***** DATA FOR PROCESSING *****
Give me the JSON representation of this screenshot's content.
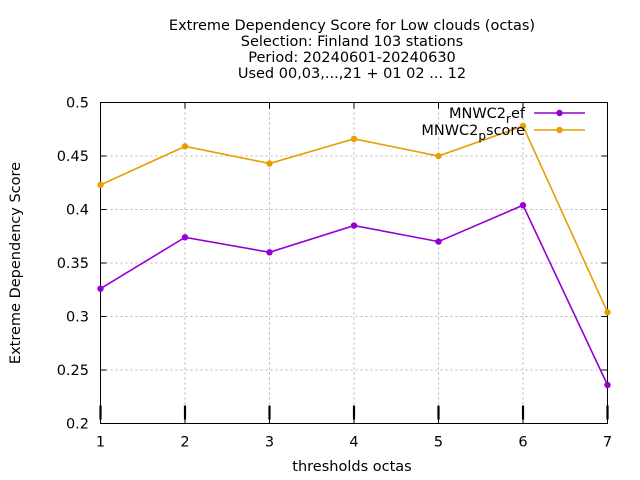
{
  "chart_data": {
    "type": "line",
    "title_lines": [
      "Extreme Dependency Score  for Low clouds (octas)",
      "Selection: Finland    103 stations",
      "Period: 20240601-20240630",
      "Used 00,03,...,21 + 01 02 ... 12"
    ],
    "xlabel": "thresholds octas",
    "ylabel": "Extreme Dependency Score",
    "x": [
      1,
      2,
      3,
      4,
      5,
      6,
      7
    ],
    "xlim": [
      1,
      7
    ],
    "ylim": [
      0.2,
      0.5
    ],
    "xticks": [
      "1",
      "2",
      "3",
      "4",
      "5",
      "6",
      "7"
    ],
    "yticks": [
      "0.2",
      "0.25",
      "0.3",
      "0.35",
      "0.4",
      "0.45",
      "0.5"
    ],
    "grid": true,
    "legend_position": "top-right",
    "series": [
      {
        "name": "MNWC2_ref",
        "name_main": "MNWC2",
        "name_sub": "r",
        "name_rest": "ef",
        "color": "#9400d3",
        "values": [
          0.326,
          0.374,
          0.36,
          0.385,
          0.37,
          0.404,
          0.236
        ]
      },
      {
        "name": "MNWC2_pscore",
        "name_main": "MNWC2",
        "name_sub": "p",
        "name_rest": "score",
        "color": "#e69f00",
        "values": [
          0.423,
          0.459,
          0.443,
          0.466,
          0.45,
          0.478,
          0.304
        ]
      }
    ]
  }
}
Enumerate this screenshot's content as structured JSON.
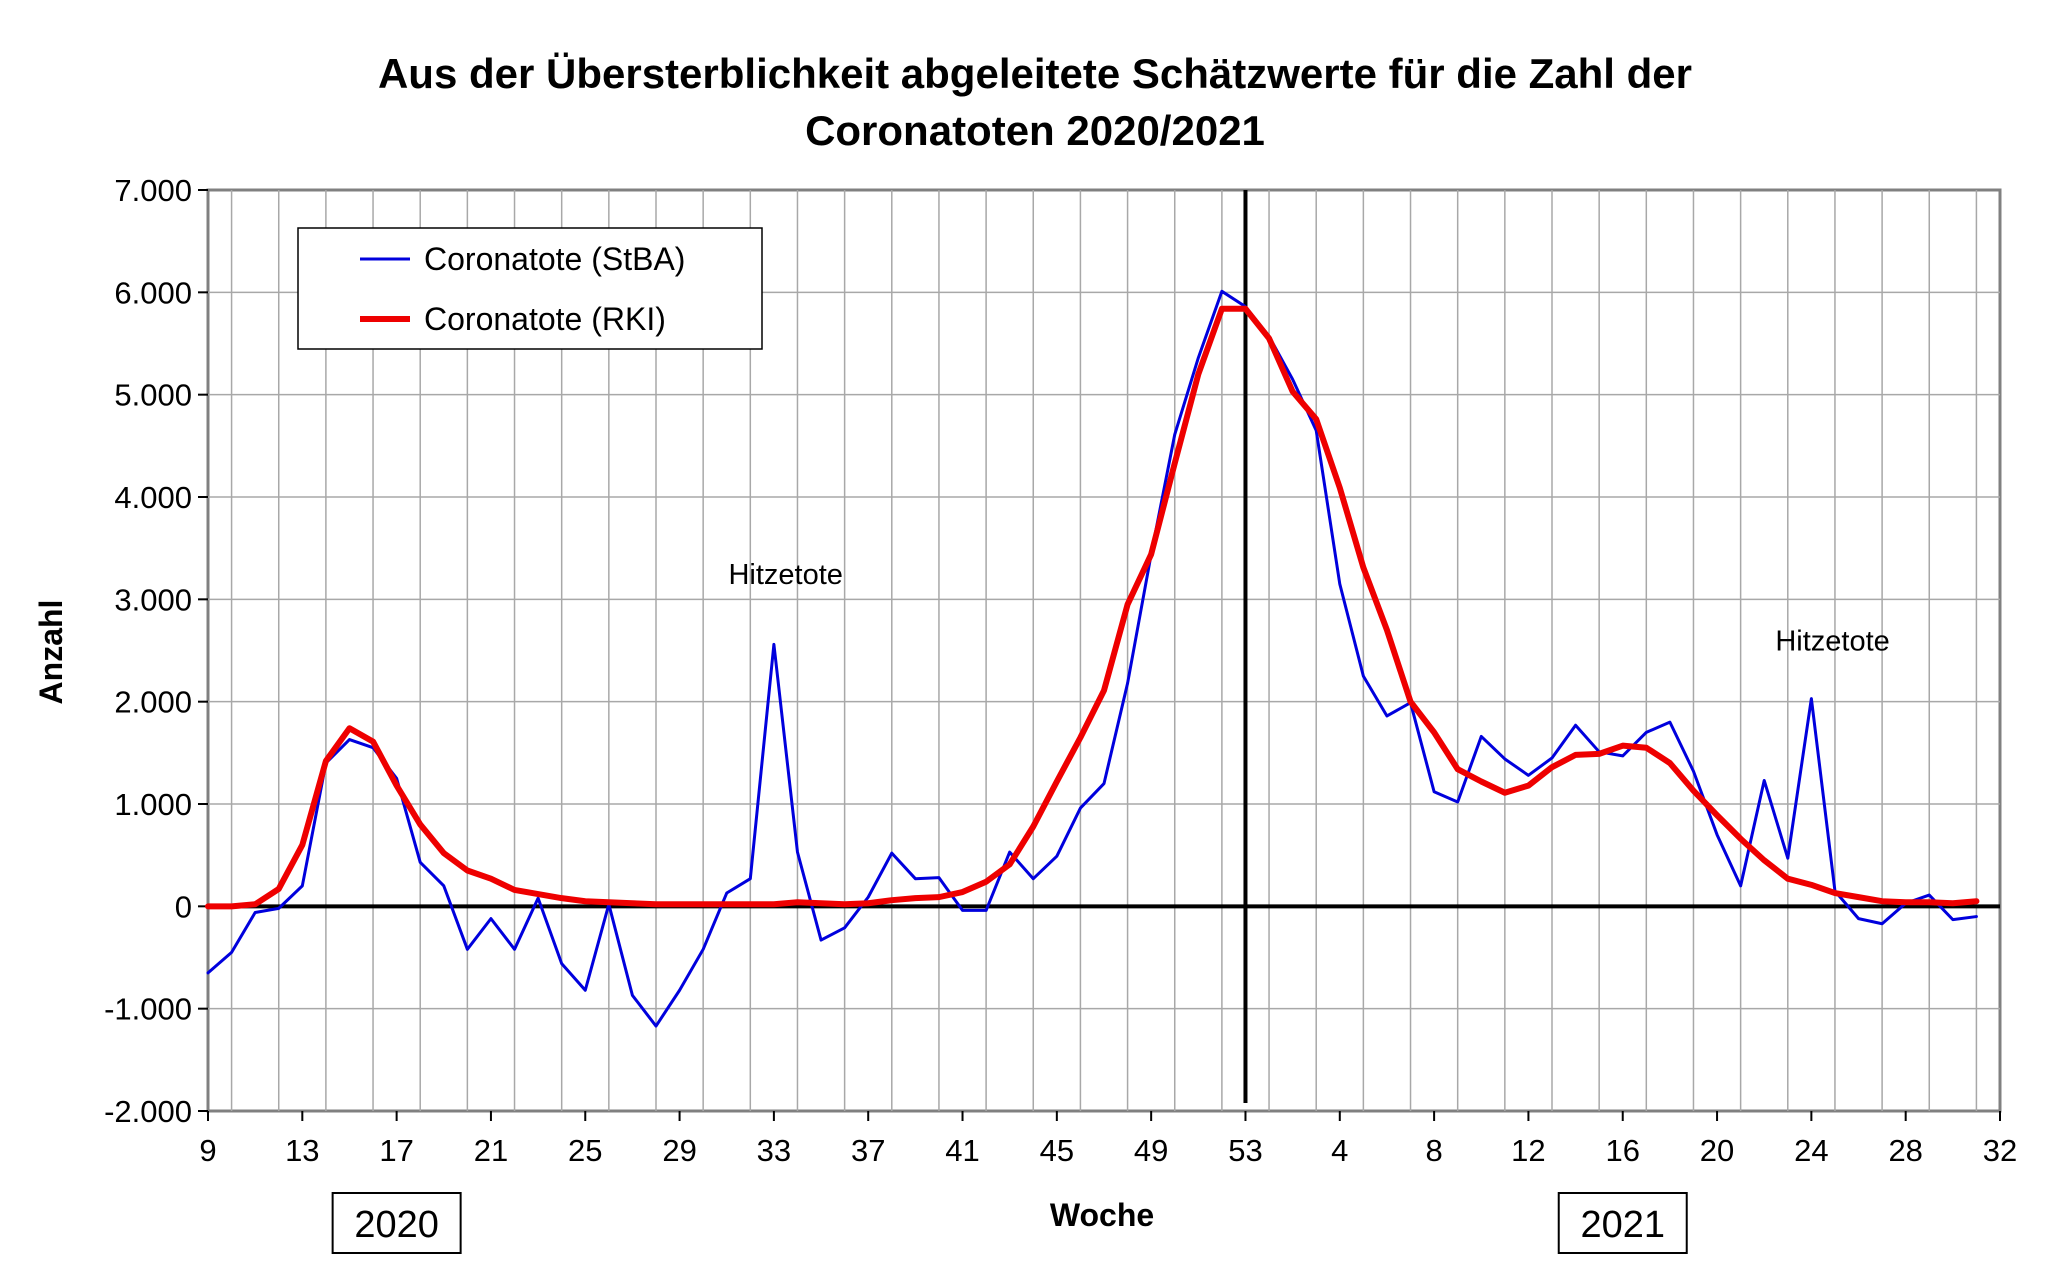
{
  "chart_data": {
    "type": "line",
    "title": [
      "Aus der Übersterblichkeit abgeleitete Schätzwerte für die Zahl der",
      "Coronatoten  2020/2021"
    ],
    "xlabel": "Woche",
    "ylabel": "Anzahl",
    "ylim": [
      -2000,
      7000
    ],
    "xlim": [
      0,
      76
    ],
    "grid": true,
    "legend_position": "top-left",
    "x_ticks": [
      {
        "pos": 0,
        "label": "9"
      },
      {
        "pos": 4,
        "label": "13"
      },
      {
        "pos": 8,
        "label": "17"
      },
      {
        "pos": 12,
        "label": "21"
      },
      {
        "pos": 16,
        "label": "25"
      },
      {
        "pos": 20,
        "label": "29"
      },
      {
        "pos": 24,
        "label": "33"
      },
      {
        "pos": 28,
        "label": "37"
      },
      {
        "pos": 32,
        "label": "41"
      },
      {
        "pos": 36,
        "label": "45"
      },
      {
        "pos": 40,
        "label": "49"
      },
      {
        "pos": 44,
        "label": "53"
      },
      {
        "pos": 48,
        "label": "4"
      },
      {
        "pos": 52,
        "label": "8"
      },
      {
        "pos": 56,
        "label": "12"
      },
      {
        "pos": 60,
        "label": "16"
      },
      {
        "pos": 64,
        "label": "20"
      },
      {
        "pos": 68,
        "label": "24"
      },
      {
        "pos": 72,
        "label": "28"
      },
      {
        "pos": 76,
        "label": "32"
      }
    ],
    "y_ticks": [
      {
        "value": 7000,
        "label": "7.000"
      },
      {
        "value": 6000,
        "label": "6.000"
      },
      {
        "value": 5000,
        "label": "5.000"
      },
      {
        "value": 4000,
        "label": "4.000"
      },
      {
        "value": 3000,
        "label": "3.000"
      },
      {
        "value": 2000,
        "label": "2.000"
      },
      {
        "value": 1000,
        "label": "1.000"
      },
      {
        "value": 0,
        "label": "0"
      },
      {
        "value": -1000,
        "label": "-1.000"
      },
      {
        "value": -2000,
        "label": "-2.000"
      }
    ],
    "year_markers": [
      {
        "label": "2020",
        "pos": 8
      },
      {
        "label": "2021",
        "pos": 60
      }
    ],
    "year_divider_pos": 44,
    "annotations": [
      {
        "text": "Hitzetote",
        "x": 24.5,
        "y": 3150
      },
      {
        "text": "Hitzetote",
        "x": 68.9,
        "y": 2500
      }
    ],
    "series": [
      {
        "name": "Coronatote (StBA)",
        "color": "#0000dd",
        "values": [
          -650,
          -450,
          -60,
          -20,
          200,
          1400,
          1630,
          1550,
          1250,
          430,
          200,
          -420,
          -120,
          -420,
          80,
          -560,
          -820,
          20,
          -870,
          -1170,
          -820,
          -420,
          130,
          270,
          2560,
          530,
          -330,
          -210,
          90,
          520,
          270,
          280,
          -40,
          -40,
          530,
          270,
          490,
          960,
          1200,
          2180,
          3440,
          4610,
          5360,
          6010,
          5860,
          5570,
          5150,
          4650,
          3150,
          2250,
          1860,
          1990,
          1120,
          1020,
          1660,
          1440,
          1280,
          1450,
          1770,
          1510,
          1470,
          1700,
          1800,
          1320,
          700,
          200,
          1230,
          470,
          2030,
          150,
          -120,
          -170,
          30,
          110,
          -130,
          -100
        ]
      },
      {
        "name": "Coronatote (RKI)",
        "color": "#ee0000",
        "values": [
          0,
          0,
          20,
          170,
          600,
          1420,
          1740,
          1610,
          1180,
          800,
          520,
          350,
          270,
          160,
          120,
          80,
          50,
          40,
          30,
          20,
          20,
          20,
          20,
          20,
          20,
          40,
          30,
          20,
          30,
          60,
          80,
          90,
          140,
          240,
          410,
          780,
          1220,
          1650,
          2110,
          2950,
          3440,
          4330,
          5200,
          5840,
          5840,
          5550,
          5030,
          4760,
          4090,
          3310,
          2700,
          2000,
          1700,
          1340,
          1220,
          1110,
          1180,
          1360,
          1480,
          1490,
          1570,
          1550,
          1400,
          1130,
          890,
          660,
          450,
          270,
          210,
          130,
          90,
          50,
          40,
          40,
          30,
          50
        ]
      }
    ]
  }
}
*****
Each record must be quoted in full and exactly. Do not include the pictures.

Give me the JSON representation of this screenshot's content.
{
  "chart_data": {
    "type": "line",
    "title_lines": [
      "Extreme Dependency Score  for Low clouds (octas)",
      "Selection: Finland    103 stations",
      "Period: 20240601-20240630",
      "Used 00,03,...,21 + 01 02 ... 12"
    ],
    "xlabel": "thresholds octas",
    "ylabel": "Extreme Dependency Score",
    "x": [
      1,
      2,
      3,
      4,
      5,
      6,
      7
    ],
    "xlim": [
      1,
      7
    ],
    "ylim": [
      0.2,
      0.5
    ],
    "xticks": [
      "1",
      "2",
      "3",
      "4",
      "5",
      "6",
      "7"
    ],
    "yticks": [
      "0.2",
      "0.25",
      "0.3",
      "0.35",
      "0.4",
      "0.45",
      "0.5"
    ],
    "grid": true,
    "legend_position": "top-right",
    "series": [
      {
        "name": "MNWC2_ref",
        "name_main": "MNWC2",
        "name_sub": "r",
        "name_rest": "ef",
        "color": "#9400d3",
        "values": [
          0.326,
          0.374,
          0.36,
          0.385,
          0.37,
          0.404,
          0.236
        ]
      },
      {
        "name": "MNWC2_pscore",
        "name_main": "MNWC2",
        "name_sub": "p",
        "name_rest": "score",
        "color": "#e69f00",
        "values": [
          0.423,
          0.459,
          0.443,
          0.466,
          0.45,
          0.478,
          0.304
        ]
      }
    ]
  }
}
Enumerate this screenshot's content as structured JSON.
{
  "chart_data": {
    "type": "line",
    "title": [
      "Aus der Übersterblichkeit abgeleitete Schätzwerte für die Zahl der",
      "Coronatoten  2020/2021"
    ],
    "xlabel": "Woche",
    "ylabel": "Anzahl",
    "ylim": [
      -2000,
      7000
    ],
    "xlim": [
      0,
      76
    ],
    "grid": true,
    "legend_position": "top-left",
    "x_ticks": [
      {
        "pos": 0,
        "label": "9"
      },
      {
        "pos": 4,
        "label": "13"
      },
      {
        "pos": 8,
        "label": "17"
      },
      {
        "pos": 12,
        "label": "21"
      },
      {
        "pos": 16,
        "label": "25"
      },
      {
        "pos": 20,
        "label": "29"
      },
      {
        "pos": 24,
        "label": "33"
      },
      {
        "pos": 28,
        "label": "37"
      },
      {
        "pos": 32,
        "label": "41"
      },
      {
        "pos": 36,
        "label": "45"
      },
      {
        "pos": 40,
        "label": "49"
      },
      {
        "pos": 44,
        "label": "53"
      },
      {
        "pos": 48,
        "label": "4"
      },
      {
        "pos": 52,
        "label": "8"
      },
      {
        "pos": 56,
        "label": "12"
      },
      {
        "pos": 60,
        "label": "16"
      },
      {
        "pos": 64,
        "label": "20"
      },
      {
        "pos": 68,
        "label": "24"
      },
      {
        "pos": 72,
        "label": "28"
      },
      {
        "pos": 76,
        "label": "32"
      }
    ],
    "y_ticks": [
      {
        "value": 7000,
        "label": "7.000"
      },
      {
        "value": 6000,
        "label": "6.000"
      },
      {
        "value": 5000,
        "label": "5.000"
      },
      {
        "value": 4000,
        "label": "4.000"
      },
      {
        "value": 3000,
        "label": "3.000"
      },
      {
        "value": 2000,
        "label": "2.000"
      },
      {
        "value": 1000,
        "label": "1.000"
      },
      {
        "value": 0,
        "label": "0"
      },
      {
        "value": -1000,
        "label": "-1.000"
      },
      {
        "value": -2000,
        "label": "-2.000"
      }
    ],
    "year_markers": [
      {
        "label": "2020",
        "pos": 8
      },
      {
        "label": "2021",
        "pos": 60
      }
    ],
    "year_divider_pos": 44,
    "annotations": [
      {
        "text": "Hitzetote",
        "x": 24.5,
        "y": 3150
      },
      {
        "text": "Hitzetote",
        "x": 68.9,
        "y": 2500
      }
    ],
    "series": [
      {
        "name": "Coronatote (StBA)",
        "color": "#0000dd",
        "values": [
          -650,
          -450,
          -60,
          -20,
          200,
          1400,
          1630,
          1550,
          1250,
          430,
          200,
          -420,
          -120,
          -420,
          80,
          -560,
          -820,
          20,
          -870,
          -1170,
          -820,
          -420,
          130,
          270,
          2560,
          530,
          -330,
          -210,
          90,
          520,
          270,
          280,
          -40,
          -40,
          530,
          270,
          490,
          960,
          1200,
          2180,
          3440,
          4610,
          5360,
          6010,
          5860,
          5570,
          5150,
          4650,
          3150,
          2250,
          1860,
          1990,
          1120,
          1020,
          1660,
          1440,
          1280,
          1450,
          1770,
          1510,
          1470,
          1700,
          1800,
          1320,
          700,
          200,
          1230,
          470,
          2030,
          150,
          -120,
          -170,
          30,
          110,
          -130,
          -100
        ]
      },
      {
        "name": "Coronatote (RKI)",
        "color": "#ee0000",
        "values": [
          0,
          0,
          20,
          170,
          600,
          1420,
          1740,
          1610,
          1180,
          800,
          520,
          350,
          270,
          160,
          120,
          80,
          50,
          40,
          30,
          20,
          20,
          20,
          20,
          20,
          20,
          40,
          30,
          20,
          30,
          60,
          80,
          90,
          140,
          240,
          410,
          780,
          1220,
          1650,
          2110,
          2950,
          3440,
          4330,
          5200,
          5840,
          5840,
          5550,
          5030,
          4760,
          4090,
          3310,
          2700,
          2000,
          1700,
          1340,
          1220,
          1110,
          1180,
          1360,
          1480,
          1490,
          1570,
          1550,
          1400,
          1130,
          890,
          660,
          450,
          270,
          210,
          130,
          90,
          50,
          40,
          40,
          30,
          50
        ]
      }
    ]
  }
}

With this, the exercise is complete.